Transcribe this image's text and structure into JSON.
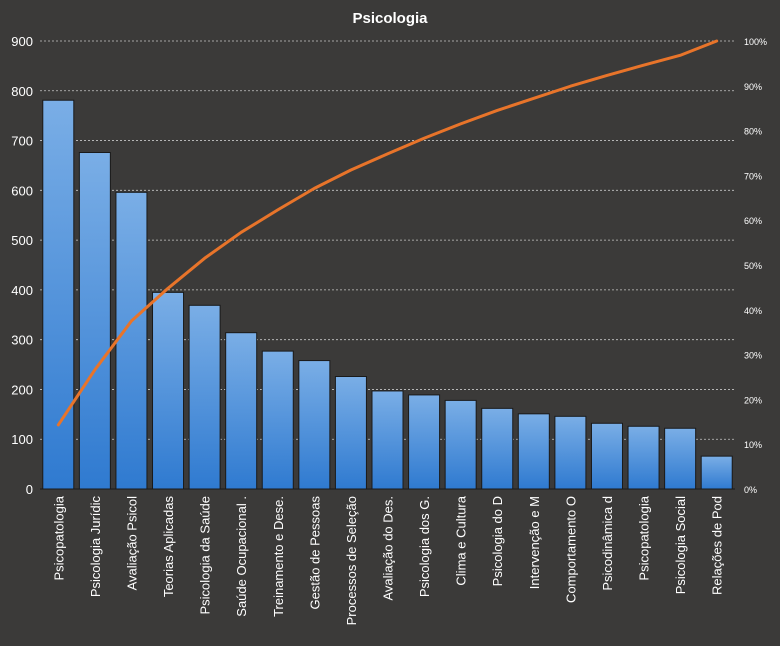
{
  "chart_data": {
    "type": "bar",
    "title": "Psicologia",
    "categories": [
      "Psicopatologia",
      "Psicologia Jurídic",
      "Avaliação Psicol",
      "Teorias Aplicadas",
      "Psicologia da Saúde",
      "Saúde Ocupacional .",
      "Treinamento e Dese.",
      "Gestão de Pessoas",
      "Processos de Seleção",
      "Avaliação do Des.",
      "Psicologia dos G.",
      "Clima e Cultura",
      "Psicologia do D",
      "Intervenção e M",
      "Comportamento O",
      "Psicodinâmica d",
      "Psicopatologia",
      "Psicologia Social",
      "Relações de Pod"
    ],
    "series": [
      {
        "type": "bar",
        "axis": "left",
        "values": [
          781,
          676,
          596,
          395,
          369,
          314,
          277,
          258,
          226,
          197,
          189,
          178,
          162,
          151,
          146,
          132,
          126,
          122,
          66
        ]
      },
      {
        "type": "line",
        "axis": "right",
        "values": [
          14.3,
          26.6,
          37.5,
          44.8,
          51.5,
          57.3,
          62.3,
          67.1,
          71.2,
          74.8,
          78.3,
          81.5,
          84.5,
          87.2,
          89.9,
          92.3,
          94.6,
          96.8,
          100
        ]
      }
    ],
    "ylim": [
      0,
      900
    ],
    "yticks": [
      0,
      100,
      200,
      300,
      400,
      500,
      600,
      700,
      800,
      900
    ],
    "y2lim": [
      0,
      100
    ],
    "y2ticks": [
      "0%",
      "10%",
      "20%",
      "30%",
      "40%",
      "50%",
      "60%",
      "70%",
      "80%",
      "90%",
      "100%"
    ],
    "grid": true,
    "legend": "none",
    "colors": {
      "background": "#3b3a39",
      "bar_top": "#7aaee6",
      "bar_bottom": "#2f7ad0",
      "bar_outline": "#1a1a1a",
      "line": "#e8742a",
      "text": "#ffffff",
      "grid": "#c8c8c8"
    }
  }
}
==
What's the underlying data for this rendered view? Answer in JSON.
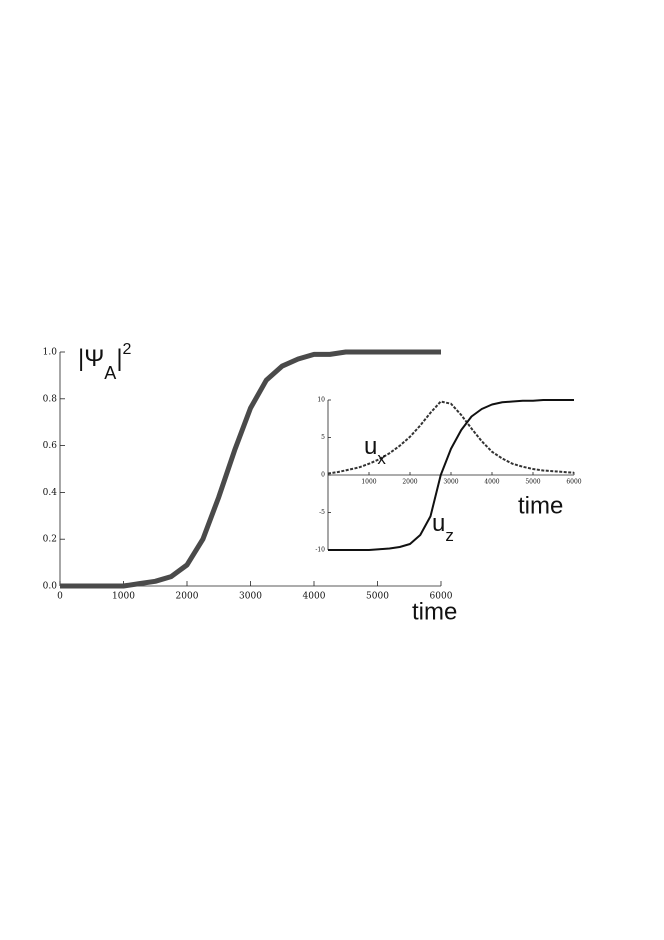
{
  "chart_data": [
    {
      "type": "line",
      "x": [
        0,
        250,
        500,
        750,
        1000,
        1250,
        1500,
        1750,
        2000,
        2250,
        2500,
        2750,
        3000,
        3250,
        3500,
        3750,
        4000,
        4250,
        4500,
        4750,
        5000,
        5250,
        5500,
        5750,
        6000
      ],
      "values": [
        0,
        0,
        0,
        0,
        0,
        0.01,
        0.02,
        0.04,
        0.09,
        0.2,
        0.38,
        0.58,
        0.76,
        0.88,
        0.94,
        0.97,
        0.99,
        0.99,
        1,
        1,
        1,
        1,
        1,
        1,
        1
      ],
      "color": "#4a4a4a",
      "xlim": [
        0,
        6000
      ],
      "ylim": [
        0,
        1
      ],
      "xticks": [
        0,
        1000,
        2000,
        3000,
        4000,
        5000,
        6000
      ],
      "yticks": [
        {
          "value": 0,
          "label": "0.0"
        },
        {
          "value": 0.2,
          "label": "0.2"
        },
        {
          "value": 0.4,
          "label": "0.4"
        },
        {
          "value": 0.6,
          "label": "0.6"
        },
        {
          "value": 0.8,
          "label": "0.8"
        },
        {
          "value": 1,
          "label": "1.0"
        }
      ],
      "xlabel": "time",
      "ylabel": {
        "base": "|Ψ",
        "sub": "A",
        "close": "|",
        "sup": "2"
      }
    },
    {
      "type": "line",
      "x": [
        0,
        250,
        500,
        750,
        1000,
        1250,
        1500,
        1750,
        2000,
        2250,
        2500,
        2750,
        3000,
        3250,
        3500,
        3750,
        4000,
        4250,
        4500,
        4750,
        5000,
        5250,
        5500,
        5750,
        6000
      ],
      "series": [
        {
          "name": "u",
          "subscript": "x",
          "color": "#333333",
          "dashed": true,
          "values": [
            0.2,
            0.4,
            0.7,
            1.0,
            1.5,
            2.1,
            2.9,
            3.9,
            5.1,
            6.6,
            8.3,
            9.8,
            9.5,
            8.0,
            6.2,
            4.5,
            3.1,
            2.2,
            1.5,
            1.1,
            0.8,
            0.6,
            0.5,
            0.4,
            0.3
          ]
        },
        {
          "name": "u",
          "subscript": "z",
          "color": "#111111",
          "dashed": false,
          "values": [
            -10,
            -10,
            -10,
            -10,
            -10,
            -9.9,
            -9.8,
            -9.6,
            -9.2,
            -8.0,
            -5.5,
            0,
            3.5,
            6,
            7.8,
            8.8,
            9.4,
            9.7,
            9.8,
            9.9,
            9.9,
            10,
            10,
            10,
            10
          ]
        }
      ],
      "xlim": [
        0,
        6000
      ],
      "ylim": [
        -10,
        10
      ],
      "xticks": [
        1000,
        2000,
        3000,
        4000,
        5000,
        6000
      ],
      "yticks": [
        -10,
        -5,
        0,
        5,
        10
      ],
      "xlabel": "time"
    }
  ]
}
---
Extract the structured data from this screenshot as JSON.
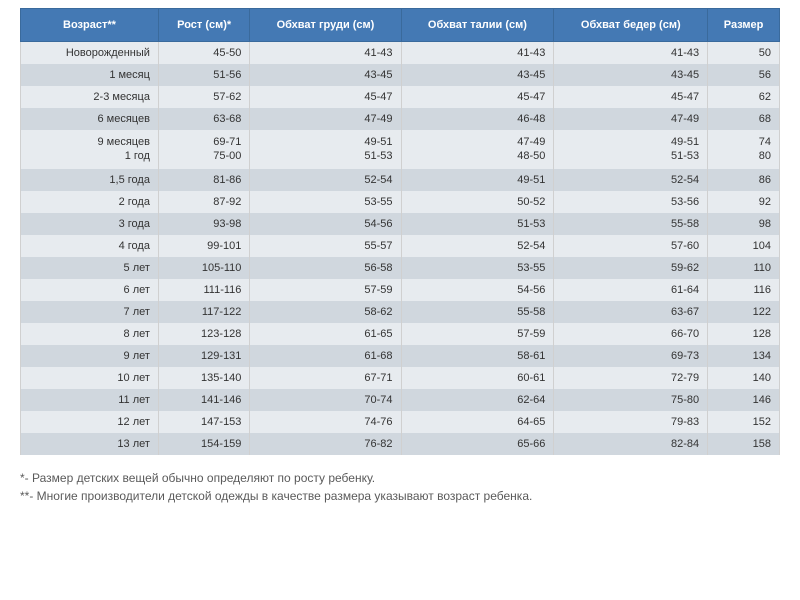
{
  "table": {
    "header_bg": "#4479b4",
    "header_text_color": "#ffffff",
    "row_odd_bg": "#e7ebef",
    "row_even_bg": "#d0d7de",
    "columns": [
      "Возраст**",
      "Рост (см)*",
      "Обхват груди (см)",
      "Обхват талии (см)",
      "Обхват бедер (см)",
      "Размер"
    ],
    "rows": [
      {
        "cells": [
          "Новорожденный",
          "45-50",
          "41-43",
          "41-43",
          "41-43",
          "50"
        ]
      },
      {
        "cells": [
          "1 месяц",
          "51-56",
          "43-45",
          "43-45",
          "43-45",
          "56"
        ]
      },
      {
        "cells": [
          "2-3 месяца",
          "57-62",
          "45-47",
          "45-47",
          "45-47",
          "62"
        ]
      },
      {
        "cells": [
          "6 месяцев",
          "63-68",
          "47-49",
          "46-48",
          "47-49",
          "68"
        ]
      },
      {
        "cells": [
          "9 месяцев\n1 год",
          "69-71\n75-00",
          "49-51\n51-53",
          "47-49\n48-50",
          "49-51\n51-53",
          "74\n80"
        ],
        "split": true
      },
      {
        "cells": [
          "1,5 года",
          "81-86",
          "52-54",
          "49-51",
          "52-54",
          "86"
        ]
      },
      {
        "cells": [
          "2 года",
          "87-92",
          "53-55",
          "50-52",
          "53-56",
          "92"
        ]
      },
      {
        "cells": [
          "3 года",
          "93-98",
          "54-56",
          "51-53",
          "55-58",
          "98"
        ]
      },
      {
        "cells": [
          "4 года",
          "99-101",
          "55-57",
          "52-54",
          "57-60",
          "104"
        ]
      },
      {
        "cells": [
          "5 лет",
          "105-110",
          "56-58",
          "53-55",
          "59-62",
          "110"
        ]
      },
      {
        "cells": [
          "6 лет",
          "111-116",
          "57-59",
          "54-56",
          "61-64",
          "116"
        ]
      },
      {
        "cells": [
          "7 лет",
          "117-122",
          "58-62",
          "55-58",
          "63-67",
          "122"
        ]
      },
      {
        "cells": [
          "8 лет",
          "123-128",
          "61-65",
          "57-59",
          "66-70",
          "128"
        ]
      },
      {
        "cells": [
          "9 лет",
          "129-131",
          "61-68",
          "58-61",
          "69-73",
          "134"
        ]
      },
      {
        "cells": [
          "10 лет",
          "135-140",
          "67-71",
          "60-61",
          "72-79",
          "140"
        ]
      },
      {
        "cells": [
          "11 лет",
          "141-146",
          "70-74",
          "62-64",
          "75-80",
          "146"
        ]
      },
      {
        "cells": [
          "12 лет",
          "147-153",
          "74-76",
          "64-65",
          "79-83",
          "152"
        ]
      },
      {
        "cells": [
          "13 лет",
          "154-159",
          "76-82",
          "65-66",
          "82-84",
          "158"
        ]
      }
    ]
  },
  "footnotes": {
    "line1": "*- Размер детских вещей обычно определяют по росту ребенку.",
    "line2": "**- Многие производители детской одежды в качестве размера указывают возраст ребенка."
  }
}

■ TASK INSTRUCTIONS: In the material above, find the lines that contain "Psicologia" and show them.

■ COMPLETE RESPONSE:
    "title": "Psicologia",
      "Psicologia Jurídic",
      "Psicologia da Saúde",
      "Psicologia dos G.",
      "Psicologia do D",
      "Psicologia Social",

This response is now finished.